**OBJECTIVE:**
In the entries below, find every line with "conditions" and copy it.

**DATA LINES:**
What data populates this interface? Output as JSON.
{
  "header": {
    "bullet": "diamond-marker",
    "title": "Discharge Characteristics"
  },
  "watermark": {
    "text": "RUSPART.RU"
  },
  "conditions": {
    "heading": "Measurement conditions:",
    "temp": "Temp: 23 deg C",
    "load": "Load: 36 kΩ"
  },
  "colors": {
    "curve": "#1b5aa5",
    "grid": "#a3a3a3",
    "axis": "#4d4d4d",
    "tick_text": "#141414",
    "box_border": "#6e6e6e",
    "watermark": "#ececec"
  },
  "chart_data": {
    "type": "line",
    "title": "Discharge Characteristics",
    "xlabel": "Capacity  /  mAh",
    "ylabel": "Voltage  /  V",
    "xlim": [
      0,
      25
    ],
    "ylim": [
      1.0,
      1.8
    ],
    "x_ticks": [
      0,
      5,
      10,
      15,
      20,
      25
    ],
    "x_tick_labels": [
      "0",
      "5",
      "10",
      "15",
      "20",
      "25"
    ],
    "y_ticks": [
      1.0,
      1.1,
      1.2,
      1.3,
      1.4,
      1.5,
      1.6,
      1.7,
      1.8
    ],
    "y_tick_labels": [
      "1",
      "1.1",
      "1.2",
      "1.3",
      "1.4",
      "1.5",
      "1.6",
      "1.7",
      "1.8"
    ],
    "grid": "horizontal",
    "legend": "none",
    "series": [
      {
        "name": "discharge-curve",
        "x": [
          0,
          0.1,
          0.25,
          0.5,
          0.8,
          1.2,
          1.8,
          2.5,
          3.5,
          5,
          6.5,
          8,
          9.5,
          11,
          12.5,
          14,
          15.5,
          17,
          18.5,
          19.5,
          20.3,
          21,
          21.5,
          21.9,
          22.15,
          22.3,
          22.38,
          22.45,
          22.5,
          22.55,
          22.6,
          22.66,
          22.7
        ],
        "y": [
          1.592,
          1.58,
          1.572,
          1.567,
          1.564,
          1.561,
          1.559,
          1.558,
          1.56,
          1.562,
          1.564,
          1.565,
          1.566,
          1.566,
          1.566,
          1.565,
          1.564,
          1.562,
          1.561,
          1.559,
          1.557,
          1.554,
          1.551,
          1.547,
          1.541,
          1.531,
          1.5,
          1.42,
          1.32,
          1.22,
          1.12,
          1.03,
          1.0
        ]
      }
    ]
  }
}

**OUTPUT FOR THIS EXERCISE:**
  "conditions": {
    "heading": "Measurement conditions:",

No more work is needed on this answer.